» What to produce
Every record below should be printed exactly as it appears.

» Given records
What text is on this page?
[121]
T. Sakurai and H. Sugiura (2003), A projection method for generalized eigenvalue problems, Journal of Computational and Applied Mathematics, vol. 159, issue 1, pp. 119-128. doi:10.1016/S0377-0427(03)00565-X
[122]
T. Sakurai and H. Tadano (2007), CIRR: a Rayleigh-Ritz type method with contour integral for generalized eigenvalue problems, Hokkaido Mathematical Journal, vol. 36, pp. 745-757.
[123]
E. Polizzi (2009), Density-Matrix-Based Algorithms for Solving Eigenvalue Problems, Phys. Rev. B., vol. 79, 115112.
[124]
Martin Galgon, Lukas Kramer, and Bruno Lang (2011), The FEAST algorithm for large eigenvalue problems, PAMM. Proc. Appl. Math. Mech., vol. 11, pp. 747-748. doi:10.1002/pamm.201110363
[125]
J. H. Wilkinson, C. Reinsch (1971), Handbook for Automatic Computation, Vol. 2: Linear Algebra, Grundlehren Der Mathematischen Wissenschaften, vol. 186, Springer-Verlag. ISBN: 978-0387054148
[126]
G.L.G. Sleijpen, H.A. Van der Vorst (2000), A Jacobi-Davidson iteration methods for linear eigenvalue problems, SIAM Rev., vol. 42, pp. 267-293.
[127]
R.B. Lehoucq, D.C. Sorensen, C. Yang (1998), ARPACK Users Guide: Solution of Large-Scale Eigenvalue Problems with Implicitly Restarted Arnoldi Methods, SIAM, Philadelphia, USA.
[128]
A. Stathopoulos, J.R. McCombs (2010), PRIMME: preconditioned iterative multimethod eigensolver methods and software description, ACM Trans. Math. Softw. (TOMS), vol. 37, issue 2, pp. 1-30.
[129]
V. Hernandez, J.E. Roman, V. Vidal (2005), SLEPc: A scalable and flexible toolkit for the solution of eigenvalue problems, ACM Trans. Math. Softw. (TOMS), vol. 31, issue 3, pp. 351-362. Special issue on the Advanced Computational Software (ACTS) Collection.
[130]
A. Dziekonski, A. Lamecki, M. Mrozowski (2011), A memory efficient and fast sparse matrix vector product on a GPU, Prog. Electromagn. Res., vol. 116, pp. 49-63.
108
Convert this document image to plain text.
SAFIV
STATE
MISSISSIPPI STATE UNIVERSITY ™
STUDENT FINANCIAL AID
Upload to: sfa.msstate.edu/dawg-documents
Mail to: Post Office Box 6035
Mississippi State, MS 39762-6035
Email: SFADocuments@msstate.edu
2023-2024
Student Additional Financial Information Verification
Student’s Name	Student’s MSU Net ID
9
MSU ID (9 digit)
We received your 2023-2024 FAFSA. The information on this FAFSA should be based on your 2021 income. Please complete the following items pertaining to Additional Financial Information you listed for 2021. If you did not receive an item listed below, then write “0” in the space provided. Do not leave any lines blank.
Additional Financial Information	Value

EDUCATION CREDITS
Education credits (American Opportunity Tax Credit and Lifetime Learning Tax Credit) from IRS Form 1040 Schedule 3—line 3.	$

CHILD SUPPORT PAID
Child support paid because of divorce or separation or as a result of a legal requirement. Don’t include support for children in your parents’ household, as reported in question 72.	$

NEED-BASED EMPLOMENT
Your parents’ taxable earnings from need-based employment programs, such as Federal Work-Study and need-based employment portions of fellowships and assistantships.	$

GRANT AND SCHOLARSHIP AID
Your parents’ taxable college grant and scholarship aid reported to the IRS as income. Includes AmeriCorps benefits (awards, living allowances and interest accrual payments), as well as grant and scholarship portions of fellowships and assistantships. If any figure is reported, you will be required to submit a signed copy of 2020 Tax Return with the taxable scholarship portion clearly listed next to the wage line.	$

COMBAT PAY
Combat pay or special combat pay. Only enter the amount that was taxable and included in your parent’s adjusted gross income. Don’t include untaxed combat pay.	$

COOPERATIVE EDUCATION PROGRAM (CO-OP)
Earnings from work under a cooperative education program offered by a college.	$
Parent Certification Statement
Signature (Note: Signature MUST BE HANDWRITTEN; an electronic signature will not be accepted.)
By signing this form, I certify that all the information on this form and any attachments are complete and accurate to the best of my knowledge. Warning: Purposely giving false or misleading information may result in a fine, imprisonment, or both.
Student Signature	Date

» Answer to this exercise
What text is on this page?
[121]
T. Sakurai and H. Sugiura (2003), A projection method for generalized eigenvalue problems, Journal of Computational and Applied Mathematics, vol. 159, issue 1, pp. 119-128. doi:10.1016/S0377-0427(03)00565-X
[122]
T. Sakurai and H. Tadano (2007), CIRR: a Rayleigh-Ritz type method with contour integral for generalized eigenvalue problems, Hokkaido Mathematical Journal, vol. 36, pp. 745-757.
[123]
E. Polizzi (2009), Density-Matrix-Based Algorithms for Solving Eigenvalue Problems, Phys. Rev. B., vol. 79, 115112.
[124]
Martin Galgon, Lukas Kramer, and Bruno Lang (2011), The FEAST algorithm for large eigenvalue problems, PAMM. Proc. Appl. Math. Mech., vol. 11, pp. 747-748. doi:10.1002/pamm.201110363
[125]
J. H. Wilkinson, C. Reinsch (1971), Handbook for Automatic Computation, Vol. 2: Linear Algebra, Grundlehren Der Mathematischen Wissenschaften, vol. 186, Springer-Verlag. ISBN: 978-0387054148
[126]
G.L.G. Sleijpen, H.A. Van der Vorst (2000), A Jacobi-Davidson iteration methods for linear eigenvalue problems, SIAM Rev., vol. 42, pp. 267-293.
[127]
R.B. Lehoucq, D.C. Sorensen, C. Yang (1998), ARPACK Users Guide: Solution of Large-Scale Eigenvalue Problems with Implicitly Restarted Arnoldi Methods, SIAM, Philadelphia, USA.
[128]
A. Stathopoulos, J.R. McCombs (2010), PRIMME: preconditioned iterative multimethod eigensolver methods and software description, ACM Trans. Math. Softw. (TOMS), vol. 37, issue 2, pp. 1-30.
[129]
V. Hernandez, J.E. Roman, V. Vidal (2005), SLEPc: A scalable and flexible toolkit for the solution of eigenvalue problems, ACM Trans. Math. Softw. (TOMS), vol. 31, issue 3, pp. 351-362. Special issue on the Advanced Computational Software (ACTS) Collection.
[130]
A. Dziekonski, A. Lamecki, M. Mrozowski (2011), A memory efficient and fast sparse matrix vector product on a GPU, Prog. Electromagn. Res., vol. 116, pp. 49-63.
108
Convert this document image to plain text.
SAFIV
STATE
MISSISSIPPI STATE UNIVERSITY ™
STUDENT FINANCIAL AID
Upload to: sfa.msstate.edu/dawg-documents
Mail to: Post Office Box 6035
Mississippi State, MS 39762-6035
Email: SFADocuments@msstate.edu
2023-2024
Student Additional Financial Information Verification
Student’s Name	Student’s MSU Net ID
9
MSU ID (9 digit)
We received your 2023-2024 FAFSA. The information on this FAFSA should be based on your 2021 income. Please complete the following items pertaining to Additional Financial Information you listed for 2021. If you did not receive an item listed below, then write “0” in the space provided. Do not leave any lines blank.
Additional Financial Information	Value

EDUCATION CREDITS
Education credits (American Opportunity Tax Credit and Lifetime Learning Tax Credit) from IRS Form 1040 Schedule 3—line 3.	$

CHILD SUPPORT PAID
Child support paid because of divorce or separation or as a result of a legal requirement. Don’t include support for children in your parents’ household, as reported in question 72.	$

NEED-BASED EMPLOMENT
Your parents’ taxable earnings from need-based employment programs, such as Federal Work-Study and need-based employment portions of fellowships and assistantships.	$

GRANT AND SCHOLARSHIP AID
Your parents’ taxable college grant and scholarship aid reported to the IRS as income. Includes AmeriCorps benefits (awards, living allowances and interest accrual payments), as well as grant and scholarship portions of fellowships and assistantships. If any figure is reported, you will be required to submit a signed copy of 2020 Tax Return with the taxable scholarship portion clearly listed next to the wage line.	$

COMBAT PAY
Combat pay or special combat pay. Only enter the amount that was taxable and included in your parent’s adjusted gross income. Don’t include untaxed combat pay.	$

COOPERATIVE EDUCATION PROGRAM (CO-OP)
Earnings from work under a cooperative education program offered by a college.	$
Parent Certification Statement
Signature (Note: Signature MUST BE HANDWRITTEN; an electronic signature will not be accepted.)
By signing this form, I certify that all the information on this form and any attachments are complete and accurate to the best of my knowledge. Warning: Purposely giving false or misleading information may result in a fine, imprisonment, or both.
Student Signature	Date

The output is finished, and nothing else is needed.